**Assignment:**
Apart from the images, every record here needs to be copied exactly.
▼▼▼
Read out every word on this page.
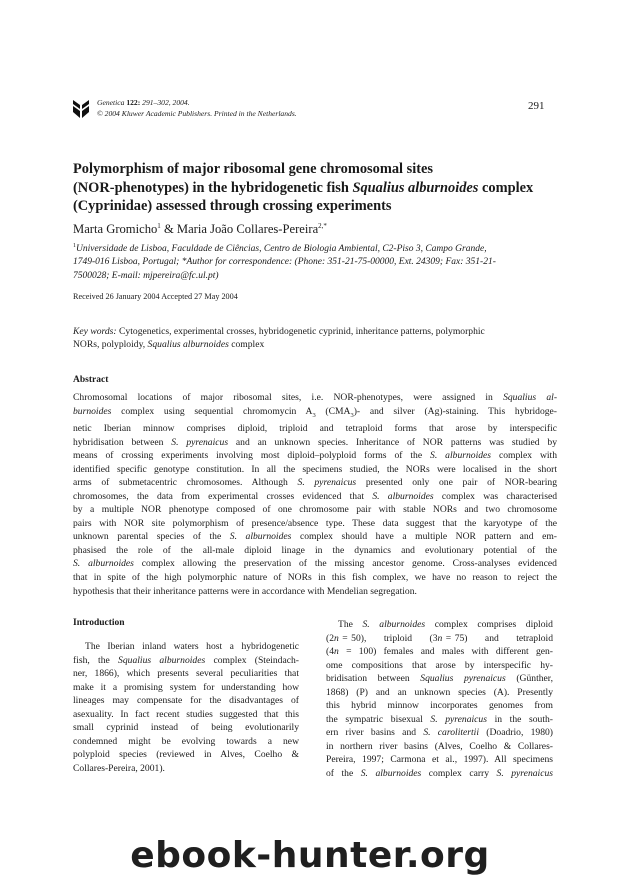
Genetica 122: 291–302, 2004.
© 2004 Kluwer Academic Publishers. Printed in the Netherlands.
291
Polymorphism of major ribosomal gene chromosomal sites
(NOR-phenotypes) in the hybridogenetic fish Squalius alburnoides complex
(Cyprinidae) assessed through crossing experiments
Marta Gromicho$^1$ & Maria João Collares-Pereira$^{2,*}$
$^1$Universidade de Lisboa, Faculdade de Ciências, Centro de Biologia Ambiental, C2-Piso 3, Campo Grande,
1749-016 Lisboa, Portugal; *Author for correspondence: (Phone: 351-21-75-00000, Ext. 24309; Fax: 351-21-
7500028; E-mail: mjpereira@fc.ul.pt)
Received 26 January 2004 Accepted 27 May 2004
Key words: Cytogenetics, experimental crosses, hybridogenetic cyprinid, inheritance patterns, polymorphic
NORs, polyploidy, Squalius alburnoides complex
Abstract
Chromosomal locations of major ribosomal sites, i.e. NOR-phenotypes, were assigned in Squalius al-
burnoides complex using sequential chromomycin $A_3$ $(CMA_3)-$ and silver (Ag)-staining. This hybridoge-
netic Iberian minnow comprises diploid, triploid and tetraploid forms that arose by interspecific
hybridisation between S. pyrenaicus and an unknown species. Inheritance of NOR patterns was studied by
means of crossing experiments involving most diploid–polyploid forms of the S. alburnoides complex with
identified specific genotype constitution. In all the specimens studied, the NORs were localised in the short
arms of submetacentric chromosomes. Although S. pyrenaicus presented only one pair of NOR-bearing
chromosomes, the data from experimental crosses evidenced that S. alburnoides complex was characterised
by a multiple NOR phenotype composed of one chromosome pair with stable NORs and two chromosome
pairs with NOR site polymorphism of presence/absence type. These data suggest that the karyotype of the
unknown parental species of the S. alburnoides complex should have a multiple NOR pattern and em-
phasised the role of the all-male diploid linage in the dynamics and evolutionary potential of the
S. alburnoides complex allowing the preservation of the missing ancestor genome. Cross-analyses evidenced
that in spite of the high polymorphic nature of NORs in this fish complex, we have no reason to reject the
hypothesis that their inheritance patterns were in accordance with Mendelian segregation.
Introduction
The Iberian inland waters host a hybridogenetic
fish, the Squalius alburnoides complex (Steindach-
ner, 1866), which presents several peculiarities that
make it a promising system for understanding how
lineages may compensate for the disadvantages of
asexuality. In fact recent studies suggested that this
small cyprinid instead of being evolutionarily
condemned might be evolving towards a new
polyploid species (reviewed in Alves, Coelho &
Collares-Pereira, 2001).
The S. alburnoides complex comprises diploid
(2n = 50),     triploid     (3n = 75)     and     tetraploid
(4n = 100) females and males with different gen-
ome compositions that arose by interspecific hy-
bridisation between Squalius pyrenaicus (Günther,
1868) (P) and an unknown species (A). Presently
this hybrid minnow incorporates genomes from
the sympatric bisexual S. pyrenaicus in the south-
ern river basins and S. carolitertii (Doadrio, 1980)
in northern river basins (Alves, Coelho & Collares-
Pereira, 1997; Carmona et al., 1997). All specimens
of the S. alburnoides complex carry S. pyrenaicus
ebook-hunter.org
▲▲▲
**Written reply:**
Read out every word on this page.
Genetica 122: 291–302, 2004.
© 2004 Kluwer Academic Publishers. Printed in the Netherlands.
291
Polymorphism of major ribosomal gene chromosomal sites
(NOR-phenotypes) in the hybridogenetic fish Squalius alburnoides complex
(Cyprinidae) assessed through crossing experiments
Marta Gromicho$^1$ & Maria João Collares-Pereira$^{2,*}$
$^1$Universidade de Lisboa, Faculdade de Ciências, Centro de Biologia Ambiental, C2-Piso 3, Campo Grande,
1749-016 Lisboa, Portugal; *Author for correspondence: (Phone: 351-21-75-00000, Ext. 24309; Fax: 351-21-
7500028; E-mail: mjpereira@fc.ul.pt)
Received 26 January 2004 Accepted 27 May 2004
Key words: Cytogenetics, experimental crosses, hybridogenetic cyprinid, inheritance patterns, polymorphic
NORs, polyploidy, Squalius alburnoides complex
Abstract
Chromosomal locations of major ribosomal sites, i.e. NOR-phenotypes, were assigned in Squalius al-
burnoides complex using sequential chromomycin $A_3$ $(CMA_3)-$ and silver (Ag)-staining. This hybridoge-
netic Iberian minnow comprises diploid, triploid and tetraploid forms that arose by interspecific
hybridisation between S. pyrenaicus and an unknown species. Inheritance of NOR patterns was studied by
means of crossing experiments involving most diploid–polyploid forms of the S. alburnoides complex with
identified specific genotype constitution. In all the specimens studied, the NORs were localised in the short
arms of submetacentric chromosomes. Although S. pyrenaicus presented only one pair of NOR-bearing
chromosomes, the data from experimental crosses evidenced that S. alburnoides complex was characterised
by a multiple NOR phenotype composed of one chromosome pair with stable NORs and two chromosome
pairs with NOR site polymorphism of presence/absence type. These data suggest that the karyotype of the
unknown parental species of the S. alburnoides complex should have a multiple NOR pattern and em-
phasised the role of the all-male diploid linage in the dynamics and evolutionary potential of the
S. alburnoides complex allowing the preservation of the missing ancestor genome. Cross-analyses evidenced
that in spite of the high polymorphic nature of NORs in this fish complex, we have no reason to reject the
hypothesis that their inheritance patterns were in accordance with Mendelian segregation.
Introduction
The Iberian inland waters host a hybridogenetic
fish, the Squalius alburnoides complex (Steindach-
ner, 1866), which presents several peculiarities that
make it a promising system for understanding how
lineages may compensate for the disadvantages of
asexuality. In fact recent studies suggested that this
small cyprinid instead of being evolutionarily
condemned might be evolving towards a new
polyploid species (reviewed in Alves, Coelho &
Collares-Pereira, 2001).
The S. alburnoides complex comprises diploid
(2n = 50),     triploid     (3n = 75)     and     tetraploid
(4n = 100) females and males with different gen-
ome compositions that arose by interspecific hy-
bridisation between Squalius pyrenaicus (Günther,
1868) (P) and an unknown species (A). Presently
this hybrid minnow incorporates genomes from
the sympatric bisexual S. pyrenaicus in the south-
ern river basins and S. carolitertii (Doadrio, 1980)
in northern river basins (Alves, Coelho & Collares-
Pereira, 1997; Carmona et al., 1997). All specimens
of the S. alburnoides complex carry S. pyrenaicus
ebook-hunter.org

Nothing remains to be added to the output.